**THE PROBLEM**
Repeat each line word for word.

--- START ---

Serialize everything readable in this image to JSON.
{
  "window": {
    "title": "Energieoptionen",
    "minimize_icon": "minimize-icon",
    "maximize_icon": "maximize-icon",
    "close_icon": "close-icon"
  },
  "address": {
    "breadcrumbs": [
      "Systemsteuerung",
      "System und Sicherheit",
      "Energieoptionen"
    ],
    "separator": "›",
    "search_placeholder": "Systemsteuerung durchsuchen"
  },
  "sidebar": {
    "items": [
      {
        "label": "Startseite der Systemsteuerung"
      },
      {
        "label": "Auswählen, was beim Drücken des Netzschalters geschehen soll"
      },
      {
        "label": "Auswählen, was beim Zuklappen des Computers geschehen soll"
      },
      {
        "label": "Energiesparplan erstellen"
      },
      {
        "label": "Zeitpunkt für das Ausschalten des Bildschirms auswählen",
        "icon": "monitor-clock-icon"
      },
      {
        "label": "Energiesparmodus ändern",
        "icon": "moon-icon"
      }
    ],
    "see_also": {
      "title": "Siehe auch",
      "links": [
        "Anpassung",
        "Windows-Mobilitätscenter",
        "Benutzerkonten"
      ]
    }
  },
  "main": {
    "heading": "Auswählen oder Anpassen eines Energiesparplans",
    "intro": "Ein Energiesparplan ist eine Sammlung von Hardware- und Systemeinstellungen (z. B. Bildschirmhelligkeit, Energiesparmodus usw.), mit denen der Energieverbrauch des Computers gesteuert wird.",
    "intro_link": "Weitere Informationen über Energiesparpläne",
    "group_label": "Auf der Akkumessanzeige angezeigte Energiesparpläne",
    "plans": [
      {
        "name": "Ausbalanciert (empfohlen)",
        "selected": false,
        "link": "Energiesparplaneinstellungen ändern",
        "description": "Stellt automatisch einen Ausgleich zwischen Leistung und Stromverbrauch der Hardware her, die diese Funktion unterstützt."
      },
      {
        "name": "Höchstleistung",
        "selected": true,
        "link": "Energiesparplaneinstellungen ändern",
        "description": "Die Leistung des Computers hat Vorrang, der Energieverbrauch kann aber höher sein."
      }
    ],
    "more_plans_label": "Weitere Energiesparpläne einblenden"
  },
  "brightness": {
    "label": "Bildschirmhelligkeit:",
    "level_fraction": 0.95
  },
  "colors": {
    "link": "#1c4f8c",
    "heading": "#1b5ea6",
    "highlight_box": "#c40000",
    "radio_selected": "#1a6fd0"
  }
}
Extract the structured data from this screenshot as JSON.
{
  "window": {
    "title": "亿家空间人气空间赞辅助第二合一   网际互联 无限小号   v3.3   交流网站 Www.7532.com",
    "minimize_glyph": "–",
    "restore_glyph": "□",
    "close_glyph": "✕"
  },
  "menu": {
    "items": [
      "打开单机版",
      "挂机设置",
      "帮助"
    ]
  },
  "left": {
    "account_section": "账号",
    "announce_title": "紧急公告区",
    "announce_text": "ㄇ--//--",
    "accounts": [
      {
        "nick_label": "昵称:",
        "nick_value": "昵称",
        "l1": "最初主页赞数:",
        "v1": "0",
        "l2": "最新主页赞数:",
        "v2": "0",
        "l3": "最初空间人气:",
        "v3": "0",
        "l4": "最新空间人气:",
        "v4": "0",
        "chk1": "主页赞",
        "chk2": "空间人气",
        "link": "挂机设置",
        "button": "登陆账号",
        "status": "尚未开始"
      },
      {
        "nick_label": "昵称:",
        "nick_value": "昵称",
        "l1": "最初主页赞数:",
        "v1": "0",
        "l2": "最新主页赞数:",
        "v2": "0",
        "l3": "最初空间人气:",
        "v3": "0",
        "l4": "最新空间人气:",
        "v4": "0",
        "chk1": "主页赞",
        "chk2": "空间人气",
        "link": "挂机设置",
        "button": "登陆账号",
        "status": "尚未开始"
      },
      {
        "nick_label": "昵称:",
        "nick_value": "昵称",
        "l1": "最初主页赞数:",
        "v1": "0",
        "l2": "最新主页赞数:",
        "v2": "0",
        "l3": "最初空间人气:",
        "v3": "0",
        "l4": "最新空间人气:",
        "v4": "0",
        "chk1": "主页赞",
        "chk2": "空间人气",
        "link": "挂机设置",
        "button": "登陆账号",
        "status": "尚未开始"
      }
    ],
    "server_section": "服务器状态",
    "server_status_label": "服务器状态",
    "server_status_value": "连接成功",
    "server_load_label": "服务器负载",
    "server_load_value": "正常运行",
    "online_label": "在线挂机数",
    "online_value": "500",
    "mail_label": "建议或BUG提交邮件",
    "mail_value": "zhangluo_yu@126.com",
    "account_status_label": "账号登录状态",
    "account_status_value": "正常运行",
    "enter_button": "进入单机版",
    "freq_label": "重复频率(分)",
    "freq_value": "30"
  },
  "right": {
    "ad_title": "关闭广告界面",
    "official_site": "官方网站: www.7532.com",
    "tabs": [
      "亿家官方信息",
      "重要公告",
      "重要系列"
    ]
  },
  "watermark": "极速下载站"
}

--- END ---

**RESULT OF THE TASK**
Serialize everything readable in this image to JSON.
{
  "window": {
    "title": "Energieoptionen",
    "minimize_icon": "minimize-icon",
    "maximize_icon": "maximize-icon",
    "close_icon": "close-icon"
  },
  "address": {
    "breadcrumbs": [
      "Systemsteuerung",
      "System und Sicherheit",
      "Energieoptionen"
    ],
    "separator": "›",
    "search_placeholder": "Systemsteuerung durchsuchen"
  },
  "sidebar": {
    "items": [
      {
        "label": "Startseite der Systemsteuerung"
      },
      {
        "label": "Auswählen, was beim Drücken des Netzschalters geschehen soll"
      },
      {
        "label": "Auswählen, was beim Zuklappen des Computers geschehen soll"
      },
      {
        "label": "Energiesparplan erstellen"
      },
      {
        "label": "Zeitpunkt für das Ausschalten des Bildschirms auswählen",
        "icon": "monitor-clock-icon"
      },
      {
        "label": "Energiesparmodus ändern",
        "icon": "moon-icon"
      }
    ],
    "see_also": {
      "title": "Siehe auch",
      "links": [
        "Anpassung",
        "Windows-Mobilitätscenter",
        "Benutzerkonten"
      ]
    }
  },
  "main": {
    "heading": "Auswählen oder Anpassen eines Energiesparplans",
    "intro": "Ein Energiesparplan ist eine Sammlung von Hardware- und Systemeinstellungen (z. B. Bildschirmhelligkeit, Energiesparmodus usw.), mit denen der Energieverbrauch des Computers gesteuert wird.",
    "intro_link": "Weitere Informationen über Energiesparpläne",
    "group_label": "Auf der Akkumessanzeige angezeigte Energiesparpläne",
    "plans": [
      {
        "name": "Ausbalanciert (empfohlen)",
        "selected": false,
        "link": "Energiesparplaneinstellungen ändern",
        "description": "Stellt automatisch einen Ausgleich zwischen Leistung und Stromverbrauch der Hardware her, die diese Funktion unterstützt."
      },
      {
        "name": "Höchstleistung",
        "selected": true,
        "link": "Energiesparplaneinstellungen ändern",
        "description": "Die Leistung des Computers hat Vorrang, der Energieverbrauch kann aber höher sein."
      }
    ],
    "more_plans_label": "Weitere Energiesparpläne einblenden"
  },
  "brightness": {
    "label": "Bildschirmhelligkeit:",
    "level_fraction": 0.95
  },
  "colors": {
    "link": "#1c4f8c",
    "heading": "#1b5ea6",
    "highlight_box": "#c40000",
    "radio_selected": "#1a6fd0"
  }
}
Extract the structured data from this screenshot as JSON.
{
  "window": {
    "title": "亿家空间人气空间赞辅助第二合一   网际互联 无限小号   v3.3   交流网站 Www.7532.com",
    "minimize_glyph": "–",
    "restore_glyph": "□",
    "close_glyph": "✕"
  },
  "menu": {
    "items": [
      "打开单机版",
      "挂机设置",
      "帮助"
    ]
  },
  "left": {
    "account_section": "账号",
    "announce_title": "紧急公告区",
    "announce_text": "ㄇ--//--",
    "accounts": [
      {
        "nick_label": "昵称:",
        "nick_value": "昵称",
        "l1": "最初主页赞数:",
        "v1": "0",
        "l2": "最新主页赞数:",
        "v2": "0",
        "l3": "最初空间人气:",
        "v3": "0",
        "l4": "最新空间人气:",
        "v4": "0",
        "chk1": "主页赞",
        "chk2": "空间人气",
        "link": "挂机设置",
        "button": "登陆账号",
        "status": "尚未开始"
      },
      {
        "nick_label": "昵称:",
        "nick_value": "昵称",
        "l1": "最初主页赞数:",
        "v1": "0",
        "l2": "最新主页赞数:",
        "v2": "0",
        "l3": "最初空间人气:",
        "v3": "0",
        "l4": "最新空间人气:",
        "v4": "0",
        "chk1": "主页赞",
        "chk2": "空间人气",
        "link": "挂机设置",
        "button": "登陆账号",
        "status": "尚未开始"
      },
      {
        "nick_label": "昵称:",
        "nick_value": "昵称",
        "l1": "最初主页赞数:",
        "v1": "0",
        "l2": "最新主页赞数:",
        "v2": "0",
        "l3": "最初空间人气:",
        "v3": "0",
        "l4": "最新空间人气:",
        "v4": "0",
        "chk1": "主页赞",
        "chk2": "空间人气",
        "link": "挂机设置",
        "button": "登陆账号",
        "status": "尚未开始"
      }
    ],
    "server_section": "服务器状态",
    "server_status_label": "服务器状态",
    "server_status_value": "连接成功",
    "server_load_label": "服务器负载",
    "server_load_value": "正常运行",
    "online_label": "在线挂机数",
    "online_value": "500",
    "mail_label": "建议或BUG提交邮件",
    "mail_value": "zhangluo_yu@126.com",
    "account_status_label": "账号登录状态",
    "account_status_value": "正常运行",
    "enter_button": "进入单机版",
    "freq_label": "重复频率(分)",
    "freq_value": "30"
  },
  "right": {
    "ad_title": "关闭广告界面",
    "official_site": "官方网站: www.7532.com",
    "tabs": [
      "亿家官方信息",
      "重要公告",
      "重要系列"
    ]
  },
  "watermark": "极速下载站"
}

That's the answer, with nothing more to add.